TASK DESCRIPTION. A faithful transcription of all the data is required.

>> Start DATASET EXTRACT

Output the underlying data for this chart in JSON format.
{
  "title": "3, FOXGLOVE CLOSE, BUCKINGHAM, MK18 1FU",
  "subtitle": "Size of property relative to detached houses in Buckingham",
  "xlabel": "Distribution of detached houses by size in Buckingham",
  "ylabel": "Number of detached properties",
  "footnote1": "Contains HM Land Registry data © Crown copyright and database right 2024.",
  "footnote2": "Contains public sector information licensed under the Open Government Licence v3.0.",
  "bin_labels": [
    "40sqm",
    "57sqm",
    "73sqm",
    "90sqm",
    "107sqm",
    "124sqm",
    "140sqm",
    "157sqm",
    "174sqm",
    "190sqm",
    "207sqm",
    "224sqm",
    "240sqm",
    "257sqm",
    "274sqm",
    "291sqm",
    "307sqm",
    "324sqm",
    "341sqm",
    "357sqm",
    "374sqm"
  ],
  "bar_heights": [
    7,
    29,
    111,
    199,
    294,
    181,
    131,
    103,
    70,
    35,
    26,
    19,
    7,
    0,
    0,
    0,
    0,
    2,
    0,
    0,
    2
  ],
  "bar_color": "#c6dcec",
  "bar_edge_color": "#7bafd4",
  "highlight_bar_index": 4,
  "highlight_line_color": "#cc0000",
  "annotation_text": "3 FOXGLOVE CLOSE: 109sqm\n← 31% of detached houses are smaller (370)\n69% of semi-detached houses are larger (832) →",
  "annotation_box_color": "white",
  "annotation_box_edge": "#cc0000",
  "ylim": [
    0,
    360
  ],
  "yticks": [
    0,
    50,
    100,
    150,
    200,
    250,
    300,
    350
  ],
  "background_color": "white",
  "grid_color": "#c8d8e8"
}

>> End DATASET EXTRACT

RESPONSE.
Output the underlying data for this chart in JSON format.
{
  "title": "3, FOXGLOVE CLOSE, BUCKINGHAM, MK18 1FU",
  "subtitle": "Size of property relative to detached houses in Buckingham",
  "xlabel": "Distribution of detached houses by size in Buckingham",
  "ylabel": "Number of detached properties",
  "footnote1": "Contains HM Land Registry data © Crown copyright and database right 2024.",
  "footnote2": "Contains public sector information licensed under the Open Government Licence v3.0.",
  "bin_labels": [
    "40sqm",
    "57sqm",
    "73sqm",
    "90sqm",
    "107sqm",
    "124sqm",
    "140sqm",
    "157sqm",
    "174sqm",
    "190sqm",
    "207sqm",
    "224sqm",
    "240sqm",
    "257sqm",
    "274sqm",
    "291sqm",
    "307sqm",
    "324sqm",
    "341sqm",
    "357sqm",
    "374sqm"
  ],
  "bar_heights": [
    7,
    29,
    111,
    199,
    294,
    181,
    131,
    103,
    70,
    35,
    26,
    19,
    7,
    0,
    0,
    0,
    0,
    2,
    0,
    0,
    2
  ],
  "bar_color": "#c6dcec",
  "bar_edge_color": "#7bafd4",
  "highlight_bar_index": 4,
  "highlight_line_color": "#cc0000",
  "annotation_text": "3 FOXGLOVE CLOSE: 109sqm\n← 31% of detached houses are smaller (370)\n69% of semi-detached houses are larger (832) →",
  "annotation_box_color": "white",
  "annotation_box_edge": "#cc0000",
  "ylim": [
    0,
    360
  ],
  "yticks": [
    0,
    50,
    100,
    150,
    200,
    250,
    300,
    350
  ],
  "background_color": "white",
  "grid_color": "#c8d8e8"
}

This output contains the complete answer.